What is required: Below are records. Count every line containing the word "Chakrabarti" and give the number alone.

START Records for processing

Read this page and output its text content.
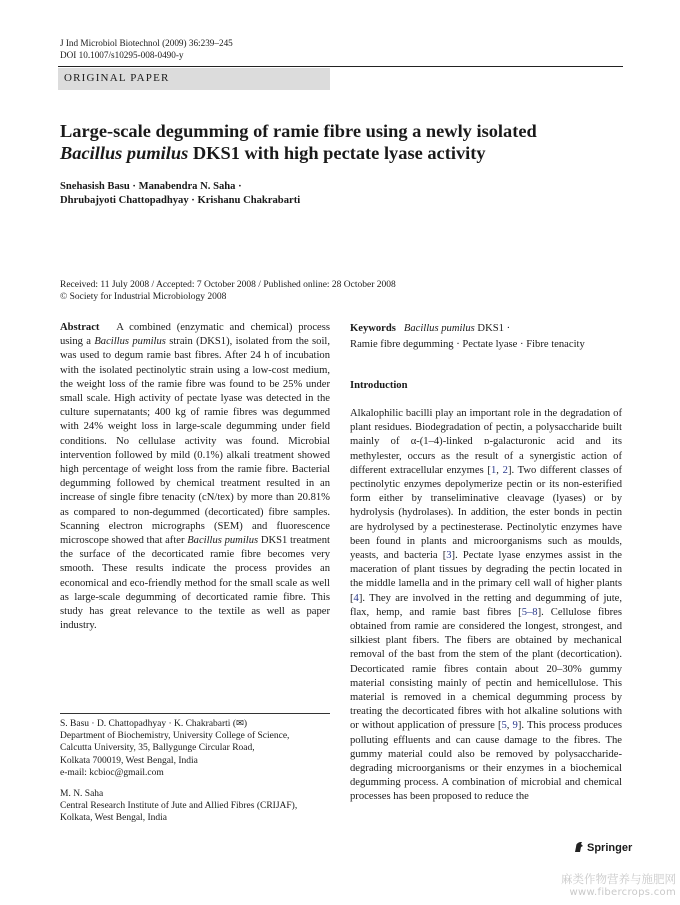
J Ind Microbiol Biotechnol (2009) 36:239–245
DOI 10.1007/s10295-008-0490-y
ORIGINAL PAPER
Large-scale degumming of ramie fibre using a newly isolated
Bacillus pumilus DKS1 with high pectate lyase activity
Snehasish Basu · Manabendra N. Saha ·
Dhrubajyoti Chattopadhyay · Krishanu Chakrabarti
Received: 11 July 2008 / Accepted: 7 October 2008 / Published online: 28 October 2008
© Society for Industrial Microbiology 2008
Abstract A combined (enzymatic and chemical) process using a Bacillus pumilus strain (DKS1), isolated from the soil, was used to degum ramie bast fibres. After 24 h of incubation with the isolated pectinolytic strain using a low-cost medium, the weight loss of the ramie fibre was found to be 25% under small scale. High activity of pectate lyase was detected in the culture supernatants; 400 kg of ramie fibres was degummed with 24% weight loss in large-scale degumming under field conditions. No cellulase activity was found. Microbial intervention followed by mild (0.1%) alkali treatment showed high percentage of weight loss from the ramie fibre. Bacterial degumming followed by chemical treatment resulted in an increase of single fibre tenacity (cN/tex) by more than 20.81% as compared to non-degummed (decorticated) fibre samples. Scanning electron micrographs (SEM) and fluorescence microscope showed that after Bacillus pumilus DKS1 treatment the surface of the decorticated ramie fibre becomes very smooth. These results indicate the process provides an economical and eco-friendly method for the small scale as well as large-scale degumming of decorticated ramie fibre. This study has great relevance to the textile as well as paper industry.
Keywords Bacillus pumilus DKS1 ·
Ramie fibre degumming · Pectate lyase · Fibre tenacity
Introduction
Alkalophilic bacilli play an important role in the degradation of plant residues. Biodegradation of pectin, a polysaccharide built mainly of α-(1–4)-linked ᴅ-galacturonic acid and its methylester, occurs as the result of a synergistic action of different extracellular enzymes [1, 2]. Two different classes of pectinolytic enzymes depolymerize pectin or its non-esterified form either by transeliminative cleavage (lyases) or by hydrolysis (hydrolases). In addition, the ester bonds in pectin are hydrolysed by a pectinesterase. Pectinolytic enzymes have been found in plants and microorganisms such as moulds, yeasts, and bacteria [3]. Pectate lyase enzymes assist in the maceration of plant tissues by degrading the pectin located in the middle lamella and in the primary cell wall of higher plants [4]. They are involved in the retting and degumming of jute, flax, hemp, and ramie bast fibres [5–8]. Cellulose fibres obtained from ramie are considered the longest, strongest, and silkiest plant fibers. The fibers are obtained by mechanical removal of the bast from the stem of the plant (decortication). Decorticated ramie fibres contain about 20–30% gummy material consisting mainly of pectin and hemicellulose. This material is removed in a chemical degumming process by treating the decorticated fibres with hot alkaline solutions with or without application of pressure [5, 9]. This process produces polluting effluents and can cause damage to the fibres. The gummy material could also be removed by polysaccharide-degrading microorganisms or their enzymes in a biochemical degumming process. A combination of microbial and chemical processes has been proposed to reduce the
S. Basu · D. Chattopadhyay · K. Chakrabarti (✉)
Department of Biochemistry, University College of Science,
Calcutta University, 35, Ballygunge Circular Road,
Kolkata 700019, West Bengal, India
e-mail: kcbioc@gmail.com
M. N. Saha
Central Research Institute of Jute and Allied Fibres (CRIJAF),
Kolkata, West Bengal, India
Springer
麻类作物营养与施肥网
www.fibercrops.com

END Records for processing

Written response: 2